WRITTEN TASK >>
Go through the listing and set it down exactly, leaving out its pictures.

□ □ □ □ □

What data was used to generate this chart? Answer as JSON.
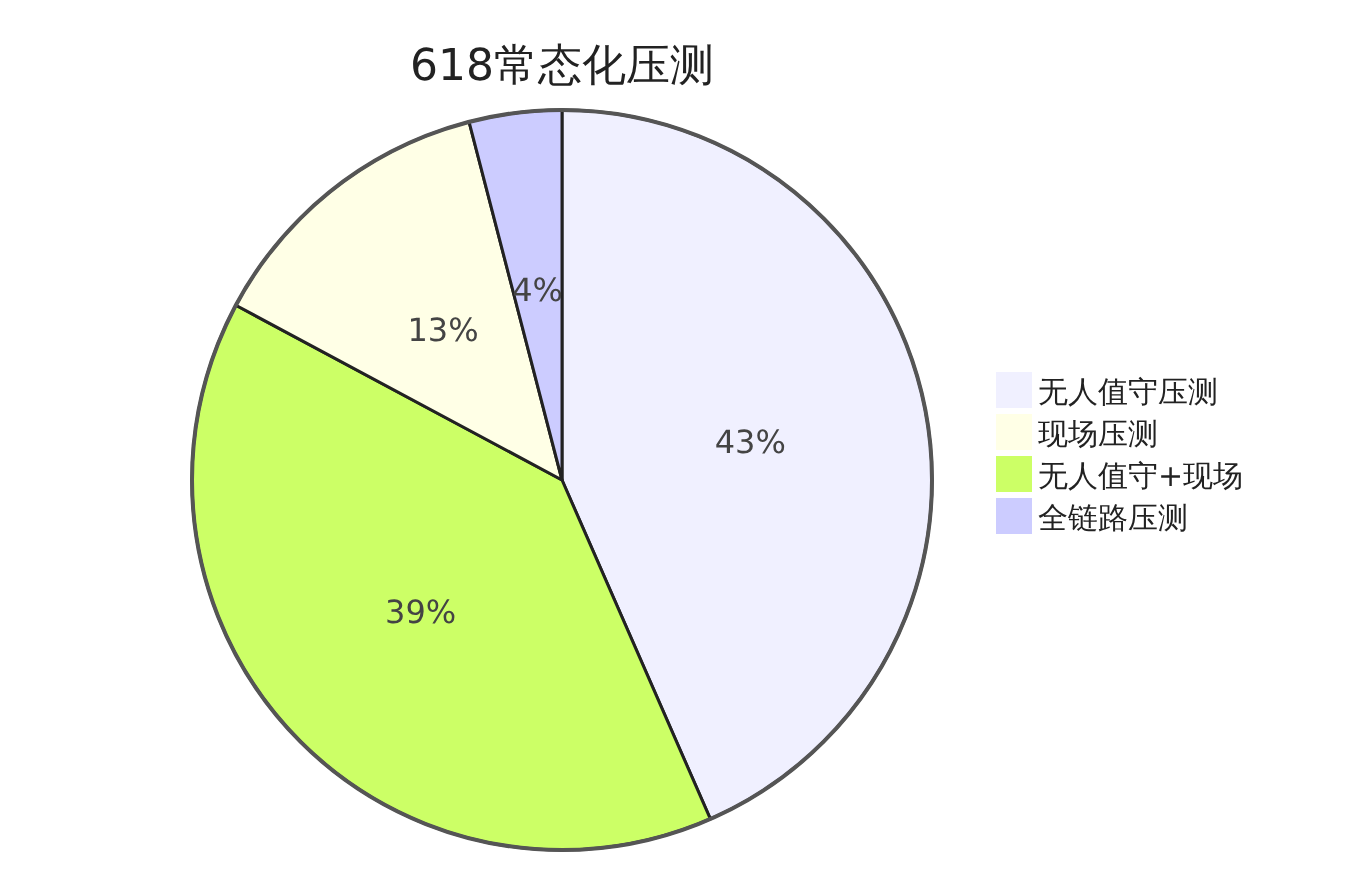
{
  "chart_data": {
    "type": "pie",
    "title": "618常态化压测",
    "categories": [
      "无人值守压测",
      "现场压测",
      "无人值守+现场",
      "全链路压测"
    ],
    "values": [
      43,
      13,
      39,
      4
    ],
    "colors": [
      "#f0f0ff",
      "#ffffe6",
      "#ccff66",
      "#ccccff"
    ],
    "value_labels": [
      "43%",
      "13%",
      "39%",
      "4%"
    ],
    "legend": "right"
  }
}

□ □ □ □ □

TASK ANSWER >>
What data was used to generate this chart? Answer as JSON.
{
  "chart_data": {
    "type": "pie",
    "title": "618常态化压测",
    "categories": [
      "无人值守压测",
      "现场压测",
      "无人值守+现场",
      "全链路压测"
    ],
    "values": [
      43,
      13,
      39,
      4
    ],
    "colors": [
      "#f0f0ff",
      "#ffffe6",
      "#ccff66",
      "#ccccff"
    ],
    "value_labels": [
      "43%",
      "13%",
      "39%",
      "4%"
    ],
    "legend": "right"
  }
}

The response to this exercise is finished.